- WHAT YOU ARE ASKED TO DO:
The records below need retyping in full; give them again exactly.

- GIVEN ENTRIES:
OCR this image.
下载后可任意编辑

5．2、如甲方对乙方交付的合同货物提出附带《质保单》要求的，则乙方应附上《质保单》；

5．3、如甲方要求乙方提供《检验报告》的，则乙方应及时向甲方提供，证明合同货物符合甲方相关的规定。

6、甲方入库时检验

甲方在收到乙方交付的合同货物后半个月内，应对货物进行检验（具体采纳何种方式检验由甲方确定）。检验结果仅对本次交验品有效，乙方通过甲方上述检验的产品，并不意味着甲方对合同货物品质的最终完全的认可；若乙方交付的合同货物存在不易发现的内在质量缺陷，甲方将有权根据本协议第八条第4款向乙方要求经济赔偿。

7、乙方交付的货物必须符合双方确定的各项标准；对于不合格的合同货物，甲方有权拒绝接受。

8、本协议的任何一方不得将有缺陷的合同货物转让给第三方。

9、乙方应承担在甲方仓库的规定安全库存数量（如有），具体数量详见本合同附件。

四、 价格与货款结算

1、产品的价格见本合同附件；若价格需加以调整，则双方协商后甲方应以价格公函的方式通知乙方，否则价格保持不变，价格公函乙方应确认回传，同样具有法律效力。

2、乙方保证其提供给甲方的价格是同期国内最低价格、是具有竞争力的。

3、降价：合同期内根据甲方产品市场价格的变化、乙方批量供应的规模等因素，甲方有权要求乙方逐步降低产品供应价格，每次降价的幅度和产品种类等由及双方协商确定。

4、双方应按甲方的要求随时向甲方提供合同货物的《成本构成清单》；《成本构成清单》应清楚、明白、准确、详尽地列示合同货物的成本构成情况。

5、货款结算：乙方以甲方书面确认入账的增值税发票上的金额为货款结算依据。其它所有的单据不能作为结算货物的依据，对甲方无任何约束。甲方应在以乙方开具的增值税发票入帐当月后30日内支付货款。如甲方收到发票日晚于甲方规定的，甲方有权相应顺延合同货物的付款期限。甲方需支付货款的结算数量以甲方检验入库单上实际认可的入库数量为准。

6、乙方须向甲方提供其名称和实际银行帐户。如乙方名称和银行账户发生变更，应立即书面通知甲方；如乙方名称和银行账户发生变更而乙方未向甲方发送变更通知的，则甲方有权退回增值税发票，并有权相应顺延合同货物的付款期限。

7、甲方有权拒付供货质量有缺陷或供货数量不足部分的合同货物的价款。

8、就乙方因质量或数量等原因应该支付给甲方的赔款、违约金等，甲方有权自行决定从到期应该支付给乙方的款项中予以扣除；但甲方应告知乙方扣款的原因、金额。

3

- WORKED ANSWER:
OCR this image.
下载后可任意编辑

5．2、如甲方对乙方交付的合同货物提出附带《质保单》要求的，则乙方应附上《质保单》；

5．3、如甲方要求乙方提供《检验报告》的，则乙方应及时向甲方提供，证明合同货物符合甲方相关的规定。

6、甲方入库时检验

甲方在收到乙方交付的合同货物后半个月内，应对货物进行检验（具体采纳何种方式检验由甲方确定）。检验结果仅对本次交验品有效，乙方通过甲方上述检验的产品，并不意味着甲方对合同货物品质的最终完全的认可；若乙方交付的合同货物存在不易发现的内在质量缺陷，甲方将有权根据本协议第八条第4款向乙方要求经济赔偿。

7、乙方交付的货物必须符合双方确定的各项标准；对于不合格的合同货物，甲方有权拒绝接受。

8、本协议的任何一方不得将有缺陷的合同货物转让给第三方。

9、乙方应承担在甲方仓库的规定安全库存数量（如有），具体数量详见本合同附件。

四、 价格与货款结算

1、产品的价格见本合同附件；若价格需加以调整，则双方协商后甲方应以价格公函的方式通知乙方，否则价格保持不变，价格公函乙方应确认回传，同样具有法律效力。

2、乙方保证其提供给甲方的价格是同期国内最低价格、是具有竞争力的。

3、降价：合同期内根据甲方产品市场价格的变化、乙方批量供应的规模等因素，甲方有权要求乙方逐步降低产品供应价格，每次降价的幅度和产品种类等由及双方协商确定。

4、双方应按甲方的要求随时向甲方提供合同货物的《成本构成清单》；《成本构成清单》应清楚、明白、准确、详尽地列示合同货物的成本构成情况。

5、货款结算：乙方以甲方书面确认入账的增值税发票上的金额为货款结算依据。其它所有的单据不能作为结算货物的依据，对甲方无任何约束。甲方应在以乙方开具的增值税发票入帐当月后30日内支付货款。如甲方收到发票日晚于甲方规定的，甲方有权相应顺延合同货物的付款期限。甲方需支付货款的结算数量以甲方检验入库单上实际认可的入库数量为准。

6、乙方须向甲方提供其名称和实际银行帐户。如乙方名称和银行账户发生变更，应立即书面通知甲方；如乙方名称和银行账户发生变更而乙方未向甲方发送变更通知的，则甲方有权退回增值税发票，并有权相应顺延合同货物的付款期限。

7、甲方有权拒付供货质量有缺陷或供货数量不足部分的合同货物的价款。

8、就乙方因质量或数量等原因应该支付给甲方的赔款、违约金等，甲方有权自行决定从到期应该支付给乙方的款项中予以扣除；但甲方应告知乙方扣款的原因、金额。

3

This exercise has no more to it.